:: GOAL ::
Take the data that follows and retype it word for word.

= = = =

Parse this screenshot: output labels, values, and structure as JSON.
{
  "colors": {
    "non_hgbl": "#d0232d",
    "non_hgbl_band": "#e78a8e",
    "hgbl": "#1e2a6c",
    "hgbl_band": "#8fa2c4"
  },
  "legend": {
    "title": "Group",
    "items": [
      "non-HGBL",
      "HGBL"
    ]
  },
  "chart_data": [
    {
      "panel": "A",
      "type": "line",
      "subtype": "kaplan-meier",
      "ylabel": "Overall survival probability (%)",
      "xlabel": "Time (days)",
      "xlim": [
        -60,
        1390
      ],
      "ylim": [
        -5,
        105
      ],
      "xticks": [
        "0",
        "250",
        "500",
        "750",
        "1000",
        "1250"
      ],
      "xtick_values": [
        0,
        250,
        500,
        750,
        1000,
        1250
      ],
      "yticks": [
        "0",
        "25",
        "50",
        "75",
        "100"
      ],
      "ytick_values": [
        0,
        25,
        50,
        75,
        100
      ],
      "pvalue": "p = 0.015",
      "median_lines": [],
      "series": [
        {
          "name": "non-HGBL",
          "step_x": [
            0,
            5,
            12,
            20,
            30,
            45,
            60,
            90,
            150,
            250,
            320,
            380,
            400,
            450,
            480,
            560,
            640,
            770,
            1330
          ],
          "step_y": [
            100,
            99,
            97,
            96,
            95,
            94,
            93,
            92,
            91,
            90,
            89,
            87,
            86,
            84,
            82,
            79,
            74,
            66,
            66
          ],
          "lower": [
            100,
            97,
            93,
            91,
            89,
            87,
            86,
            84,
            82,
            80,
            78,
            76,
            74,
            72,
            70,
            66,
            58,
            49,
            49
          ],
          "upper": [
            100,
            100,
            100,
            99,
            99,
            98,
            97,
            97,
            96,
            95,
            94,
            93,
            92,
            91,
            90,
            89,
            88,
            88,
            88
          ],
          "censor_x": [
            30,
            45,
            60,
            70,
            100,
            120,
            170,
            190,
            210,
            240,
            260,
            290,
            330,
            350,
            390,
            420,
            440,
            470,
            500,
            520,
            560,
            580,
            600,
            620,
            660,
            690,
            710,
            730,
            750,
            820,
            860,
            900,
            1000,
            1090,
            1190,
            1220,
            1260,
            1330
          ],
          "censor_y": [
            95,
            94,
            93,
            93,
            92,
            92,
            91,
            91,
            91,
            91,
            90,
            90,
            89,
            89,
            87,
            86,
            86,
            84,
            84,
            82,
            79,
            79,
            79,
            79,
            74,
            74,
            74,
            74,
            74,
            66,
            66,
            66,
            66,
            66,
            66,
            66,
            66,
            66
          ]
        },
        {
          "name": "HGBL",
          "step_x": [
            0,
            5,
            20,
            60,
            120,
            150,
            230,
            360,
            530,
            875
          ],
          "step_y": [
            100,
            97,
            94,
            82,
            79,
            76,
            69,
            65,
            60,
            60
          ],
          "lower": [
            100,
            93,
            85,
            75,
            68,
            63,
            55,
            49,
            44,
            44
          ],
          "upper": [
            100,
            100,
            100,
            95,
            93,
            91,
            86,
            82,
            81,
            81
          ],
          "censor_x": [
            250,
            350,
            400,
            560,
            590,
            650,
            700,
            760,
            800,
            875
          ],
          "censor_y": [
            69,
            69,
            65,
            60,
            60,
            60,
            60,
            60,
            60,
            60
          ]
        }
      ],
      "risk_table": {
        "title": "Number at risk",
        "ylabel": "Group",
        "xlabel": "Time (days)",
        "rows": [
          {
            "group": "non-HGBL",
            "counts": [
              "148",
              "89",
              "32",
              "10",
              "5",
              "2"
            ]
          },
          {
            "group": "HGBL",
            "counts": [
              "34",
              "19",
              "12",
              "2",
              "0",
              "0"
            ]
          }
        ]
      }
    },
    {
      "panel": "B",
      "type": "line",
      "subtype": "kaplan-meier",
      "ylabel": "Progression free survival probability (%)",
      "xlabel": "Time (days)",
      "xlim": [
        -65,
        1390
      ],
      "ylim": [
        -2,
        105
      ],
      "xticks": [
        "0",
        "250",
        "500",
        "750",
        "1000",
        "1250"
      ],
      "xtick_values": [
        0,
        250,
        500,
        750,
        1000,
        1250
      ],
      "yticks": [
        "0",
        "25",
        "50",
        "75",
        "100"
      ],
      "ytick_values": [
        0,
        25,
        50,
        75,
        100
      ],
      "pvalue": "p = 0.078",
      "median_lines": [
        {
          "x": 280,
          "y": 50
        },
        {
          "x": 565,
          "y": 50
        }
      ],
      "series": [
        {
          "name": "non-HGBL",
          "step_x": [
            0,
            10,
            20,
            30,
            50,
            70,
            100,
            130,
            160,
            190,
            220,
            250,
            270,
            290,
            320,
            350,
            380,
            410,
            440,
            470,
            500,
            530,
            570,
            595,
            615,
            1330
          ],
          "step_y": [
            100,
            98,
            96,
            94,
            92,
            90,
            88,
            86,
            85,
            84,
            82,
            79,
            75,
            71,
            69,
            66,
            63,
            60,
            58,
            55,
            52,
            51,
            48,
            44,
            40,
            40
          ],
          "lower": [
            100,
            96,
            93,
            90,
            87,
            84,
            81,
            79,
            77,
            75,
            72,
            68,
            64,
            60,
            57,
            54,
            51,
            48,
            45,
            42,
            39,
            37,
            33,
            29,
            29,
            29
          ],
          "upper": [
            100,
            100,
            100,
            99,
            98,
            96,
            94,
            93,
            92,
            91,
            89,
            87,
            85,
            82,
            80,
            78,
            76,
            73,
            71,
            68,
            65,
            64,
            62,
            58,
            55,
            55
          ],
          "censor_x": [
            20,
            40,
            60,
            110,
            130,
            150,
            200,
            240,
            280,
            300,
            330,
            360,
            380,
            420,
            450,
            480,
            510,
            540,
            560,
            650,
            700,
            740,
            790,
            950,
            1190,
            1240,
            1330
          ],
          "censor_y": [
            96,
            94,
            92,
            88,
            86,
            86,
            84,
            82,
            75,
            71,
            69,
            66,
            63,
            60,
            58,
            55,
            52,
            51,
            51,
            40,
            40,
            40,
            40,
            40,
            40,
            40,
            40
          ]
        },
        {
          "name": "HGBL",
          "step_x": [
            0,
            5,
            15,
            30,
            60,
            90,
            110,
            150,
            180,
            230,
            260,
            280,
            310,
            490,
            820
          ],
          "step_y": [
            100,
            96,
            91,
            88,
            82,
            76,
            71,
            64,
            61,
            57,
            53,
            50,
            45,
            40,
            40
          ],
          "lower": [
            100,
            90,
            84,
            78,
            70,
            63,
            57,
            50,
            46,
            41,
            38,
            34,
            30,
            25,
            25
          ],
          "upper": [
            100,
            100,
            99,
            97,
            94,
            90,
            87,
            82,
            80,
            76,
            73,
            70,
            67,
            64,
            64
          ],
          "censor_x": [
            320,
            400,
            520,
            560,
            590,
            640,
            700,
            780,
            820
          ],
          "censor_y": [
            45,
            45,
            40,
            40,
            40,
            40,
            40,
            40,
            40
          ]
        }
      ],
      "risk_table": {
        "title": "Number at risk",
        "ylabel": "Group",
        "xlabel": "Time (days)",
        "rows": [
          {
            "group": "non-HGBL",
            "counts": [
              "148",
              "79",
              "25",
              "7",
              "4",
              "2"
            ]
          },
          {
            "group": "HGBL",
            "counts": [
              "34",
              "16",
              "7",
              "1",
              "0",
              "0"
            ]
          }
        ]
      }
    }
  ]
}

= = = =

:: WRITTEN REPLY ::
Parse this screenshot: output labels, values, and structure as JSON.
{
  "colors": {
    "non_hgbl": "#d0232d",
    "non_hgbl_band": "#e78a8e",
    "hgbl": "#1e2a6c",
    "hgbl_band": "#8fa2c4"
  },
  "legend": {
    "title": "Group",
    "items": [
      "non-HGBL",
      "HGBL"
    ]
  },
  "chart_data": [
    {
      "panel": "A",
      "type": "line",
      "subtype": "kaplan-meier",
      "ylabel": "Overall survival probability (%)",
      "xlabel": "Time (days)",
      "xlim": [
        -60,
        1390
      ],
      "ylim": [
        -5,
        105
      ],
      "xticks": [
        "0",
        "250",
        "500",
        "750",
        "1000",
        "1250"
      ],
      "xtick_values": [
        0,
        250,
        500,
        750,
        1000,
        1250
      ],
      "yticks": [
        "0",
        "25",
        "50",
        "75",
        "100"
      ],
      "ytick_values": [
        0,
        25,
        50,
        75,
        100
      ],
      "pvalue": "p = 0.015",
      "median_lines": [],
      "series": [
        {
          "name": "non-HGBL",
          "step_x": [
            0,
            5,
            12,
            20,
            30,
            45,
            60,
            90,
            150,
            250,
            320,
            380,
            400,
            450,
            480,
            560,
            640,
            770,
            1330
          ],
          "step_y": [
            100,
            99,
            97,
            96,
            95,
            94,
            93,
            92,
            91,
            90,
            89,
            87,
            86,
            84,
            82,
            79,
            74,
            66,
            66
          ],
          "lower": [
            100,
            97,
            93,
            91,
            89,
            87,
            86,
            84,
            82,
            80,
            78,
            76,
            74,
            72,
            70,
            66,
            58,
            49,
            49
          ],
          "upper": [
            100,
            100,
            100,
            99,
            99,
            98,
            97,
            97,
            96,
            95,
            94,
            93,
            92,
            91,
            90,
            89,
            88,
            88,
            88
          ],
          "censor_x": [
            30,
            45,
            60,
            70,
            100,
            120,
            170,
            190,
            210,
            240,
            260,
            290,
            330,
            350,
            390,
            420,
            440,
            470,
            500,
            520,
            560,
            580,
            600,
            620,
            660,
            690,
            710,
            730,
            750,
            820,
            860,
            900,
            1000,
            1090,
            1190,
            1220,
            1260,
            1330
          ],
          "censor_y": [
            95,
            94,
            93,
            93,
            92,
            92,
            91,
            91,
            91,
            91,
            90,
            90,
            89,
            89,
            87,
            86,
            86,
            84,
            84,
            82,
            79,
            79,
            79,
            79,
            74,
            74,
            74,
            74,
            74,
            66,
            66,
            66,
            66,
            66,
            66,
            66,
            66,
            66
          ]
        },
        {
          "name": "HGBL",
          "step_x": [
            0,
            5,
            20,
            60,
            120,
            150,
            230,
            360,
            530,
            875
          ],
          "step_y": [
            100,
            97,
            94,
            82,
            79,
            76,
            69,
            65,
            60,
            60
          ],
          "lower": [
            100,
            93,
            85,
            75,
            68,
            63,
            55,
            49,
            44,
            44
          ],
          "upper": [
            100,
            100,
            100,
            95,
            93,
            91,
            86,
            82,
            81,
            81
          ],
          "censor_x": [
            250,
            350,
            400,
            560,
            590,
            650,
            700,
            760,
            800,
            875
          ],
          "censor_y": [
            69,
            69,
            65,
            60,
            60,
            60,
            60,
            60,
            60,
            60
          ]
        }
      ],
      "risk_table": {
        "title": "Number at risk",
        "ylabel": "Group",
        "xlabel": "Time (days)",
        "rows": [
          {
            "group": "non-HGBL",
            "counts": [
              "148",
              "89",
              "32",
              "10",
              "5",
              "2"
            ]
          },
          {
            "group": "HGBL",
            "counts": [
              "34",
              "19",
              "12",
              "2",
              "0",
              "0"
            ]
          }
        ]
      }
    },
    {
      "panel": "B",
      "type": "line",
      "subtype": "kaplan-meier",
      "ylabel": "Progression free survival probability (%)",
      "xlabel": "Time (days)",
      "xlim": [
        -65,
        1390
      ],
      "ylim": [
        -2,
        105
      ],
      "xticks": [
        "0",
        "250",
        "500",
        "750",
        "1000",
        "1250"
      ],
      "xtick_values": [
        0,
        250,
        500,
        750,
        1000,
        1250
      ],
      "yticks": [
        "0",
        "25",
        "50",
        "75",
        "100"
      ],
      "ytick_values": [
        0,
        25,
        50,
        75,
        100
      ],
      "pvalue": "p = 0.078",
      "median_lines": [
        {
          "x": 280,
          "y": 50
        },
        {
          "x": 565,
          "y": 50
        }
      ],
      "series": [
        {
          "name": "non-HGBL",
          "step_x": [
            0,
            10,
            20,
            30,
            50,
            70,
            100,
            130,
            160,
            190,
            220,
            250,
            270,
            290,
            320,
            350,
            380,
            410,
            440,
            470,
            500,
            530,
            570,
            595,
            615,
            1330
          ],
          "step_y": [
            100,
            98,
            96,
            94,
            92,
            90,
            88,
            86,
            85,
            84,
            82,
            79,
            75,
            71,
            69,
            66,
            63,
            60,
            58,
            55,
            52,
            51,
            48,
            44,
            40,
            40
          ],
          "lower": [
            100,
            96,
            93,
            90,
            87,
            84,
            81,
            79,
            77,
            75,
            72,
            68,
            64,
            60,
            57,
            54,
            51,
            48,
            45,
            42,
            39,
            37,
            33,
            29,
            29,
            29
          ],
          "upper": [
            100,
            100,
            100,
            99,
            98,
            96,
            94,
            93,
            92,
            91,
            89,
            87,
            85,
            82,
            80,
            78,
            76,
            73,
            71,
            68,
            65,
            64,
            62,
            58,
            55,
            55
          ],
          "censor_x": [
            20,
            40,
            60,
            110,
            130,
            150,
            200,
            240,
            280,
            300,
            330,
            360,
            380,
            420,
            450,
            480,
            510,
            540,
            560,
            650,
            700,
            740,
            790,
            950,
            1190,
            1240,
            1330
          ],
          "censor_y": [
            96,
            94,
            92,
            88,
            86,
            86,
            84,
            82,
            75,
            71,
            69,
            66,
            63,
            60,
            58,
            55,
            52,
            51,
            51,
            40,
            40,
            40,
            40,
            40,
            40,
            40,
            40
          ]
        },
        {
          "name": "HGBL",
          "step_x": [
            0,
            5,
            15,
            30,
            60,
            90,
            110,
            150,
            180,
            230,
            260,
            280,
            310,
            490,
            820
          ],
          "step_y": [
            100,
            96,
            91,
            88,
            82,
            76,
            71,
            64,
            61,
            57,
            53,
            50,
            45,
            40,
            40
          ],
          "lower": [
            100,
            90,
            84,
            78,
            70,
            63,
            57,
            50,
            46,
            41,
            38,
            34,
            30,
            25,
            25
          ],
          "upper": [
            100,
            100,
            99,
            97,
            94,
            90,
            87,
            82,
            80,
            76,
            73,
            70,
            67,
            64,
            64
          ],
          "censor_x": [
            320,
            400,
            520,
            560,
            590,
            640,
            700,
            780,
            820
          ],
          "censor_y": [
            45,
            45,
            40,
            40,
            40,
            40,
            40,
            40,
            40
          ]
        }
      ],
      "risk_table": {
        "title": "Number at risk",
        "ylabel": "Group",
        "xlabel": "Time (days)",
        "rows": [
          {
            "group": "non-HGBL",
            "counts": [
              "148",
              "79",
              "25",
              "7",
              "4",
              "2"
            ]
          },
          {
            "group": "HGBL",
            "counts": [
              "34",
              "16",
              "7",
              "1",
              "0",
              "0"
            ]
          }
        ]
      }
    }
  ]
}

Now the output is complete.